Dataset entries Start Marker

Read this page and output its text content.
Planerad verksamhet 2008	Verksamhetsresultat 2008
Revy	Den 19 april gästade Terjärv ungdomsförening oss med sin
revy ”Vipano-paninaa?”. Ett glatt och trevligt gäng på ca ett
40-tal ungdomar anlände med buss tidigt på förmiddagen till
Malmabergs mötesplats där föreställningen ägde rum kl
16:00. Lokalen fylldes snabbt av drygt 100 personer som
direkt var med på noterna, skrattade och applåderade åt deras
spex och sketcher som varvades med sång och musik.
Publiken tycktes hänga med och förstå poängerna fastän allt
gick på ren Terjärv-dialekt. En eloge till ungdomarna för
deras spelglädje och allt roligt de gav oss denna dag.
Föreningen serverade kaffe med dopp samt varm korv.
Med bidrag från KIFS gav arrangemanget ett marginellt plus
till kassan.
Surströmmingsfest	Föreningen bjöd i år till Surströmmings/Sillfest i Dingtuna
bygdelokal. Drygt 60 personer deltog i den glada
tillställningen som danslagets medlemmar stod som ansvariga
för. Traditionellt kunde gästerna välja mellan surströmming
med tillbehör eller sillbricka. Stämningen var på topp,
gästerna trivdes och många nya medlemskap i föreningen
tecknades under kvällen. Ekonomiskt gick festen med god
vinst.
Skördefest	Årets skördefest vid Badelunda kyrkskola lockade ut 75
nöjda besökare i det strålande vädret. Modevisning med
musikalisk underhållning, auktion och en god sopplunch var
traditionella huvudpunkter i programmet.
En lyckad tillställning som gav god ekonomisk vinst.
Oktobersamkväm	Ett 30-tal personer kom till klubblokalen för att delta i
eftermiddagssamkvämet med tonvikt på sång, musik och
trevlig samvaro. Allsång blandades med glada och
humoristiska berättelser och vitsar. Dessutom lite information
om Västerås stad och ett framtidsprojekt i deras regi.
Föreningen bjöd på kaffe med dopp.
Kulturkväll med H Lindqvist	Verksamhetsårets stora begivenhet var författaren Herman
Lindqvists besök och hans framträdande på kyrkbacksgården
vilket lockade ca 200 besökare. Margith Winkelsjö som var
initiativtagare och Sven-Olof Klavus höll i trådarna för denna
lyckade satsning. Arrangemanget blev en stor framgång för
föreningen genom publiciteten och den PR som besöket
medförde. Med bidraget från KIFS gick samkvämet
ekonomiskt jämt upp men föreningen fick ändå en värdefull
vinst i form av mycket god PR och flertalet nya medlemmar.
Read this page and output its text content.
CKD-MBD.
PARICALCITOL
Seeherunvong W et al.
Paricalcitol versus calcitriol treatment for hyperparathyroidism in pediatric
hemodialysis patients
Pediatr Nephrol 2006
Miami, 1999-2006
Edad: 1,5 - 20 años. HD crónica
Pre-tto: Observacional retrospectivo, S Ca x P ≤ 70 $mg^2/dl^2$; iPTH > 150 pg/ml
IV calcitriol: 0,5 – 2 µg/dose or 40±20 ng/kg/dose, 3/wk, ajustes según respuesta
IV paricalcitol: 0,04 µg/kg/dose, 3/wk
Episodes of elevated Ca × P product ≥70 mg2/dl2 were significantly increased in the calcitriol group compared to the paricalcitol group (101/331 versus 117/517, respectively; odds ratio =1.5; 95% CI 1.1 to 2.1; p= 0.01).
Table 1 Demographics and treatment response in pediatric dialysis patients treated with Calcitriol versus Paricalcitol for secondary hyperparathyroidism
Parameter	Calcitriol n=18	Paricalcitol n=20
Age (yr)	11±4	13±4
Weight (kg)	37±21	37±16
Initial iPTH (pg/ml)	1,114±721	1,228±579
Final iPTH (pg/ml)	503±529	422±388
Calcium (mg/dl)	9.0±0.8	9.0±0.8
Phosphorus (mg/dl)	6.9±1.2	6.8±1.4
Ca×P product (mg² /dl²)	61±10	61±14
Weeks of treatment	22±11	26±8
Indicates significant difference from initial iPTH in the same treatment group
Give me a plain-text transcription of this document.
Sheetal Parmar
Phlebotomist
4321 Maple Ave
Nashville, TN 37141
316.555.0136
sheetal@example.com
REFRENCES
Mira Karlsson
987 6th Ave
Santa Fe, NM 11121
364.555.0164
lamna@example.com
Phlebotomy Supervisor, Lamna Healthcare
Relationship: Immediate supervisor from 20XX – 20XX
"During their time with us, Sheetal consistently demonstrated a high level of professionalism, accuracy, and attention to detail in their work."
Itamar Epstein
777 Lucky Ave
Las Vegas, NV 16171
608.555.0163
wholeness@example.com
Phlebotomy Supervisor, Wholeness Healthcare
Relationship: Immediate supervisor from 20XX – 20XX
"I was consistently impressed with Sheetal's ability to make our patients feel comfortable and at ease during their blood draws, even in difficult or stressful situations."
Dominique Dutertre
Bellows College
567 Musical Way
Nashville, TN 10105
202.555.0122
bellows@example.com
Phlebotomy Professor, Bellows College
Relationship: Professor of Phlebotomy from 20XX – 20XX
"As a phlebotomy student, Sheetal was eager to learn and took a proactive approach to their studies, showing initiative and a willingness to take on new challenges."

Dataset entries End Marker

● Exercise:
Select every line of the records holding the string "group".

● The completed task:
Episodes of elevated Ca × P product ≥70 mg2/dl2 were significantly increased in the calcitriol group compared to the paricalcitol group (101/331 versus 117/517, respectively; odds ratio =1.5; 95% CI 1.1 to 2.1; p= 0.01).
Indicates significant difference from initial iPTH in the same treatment group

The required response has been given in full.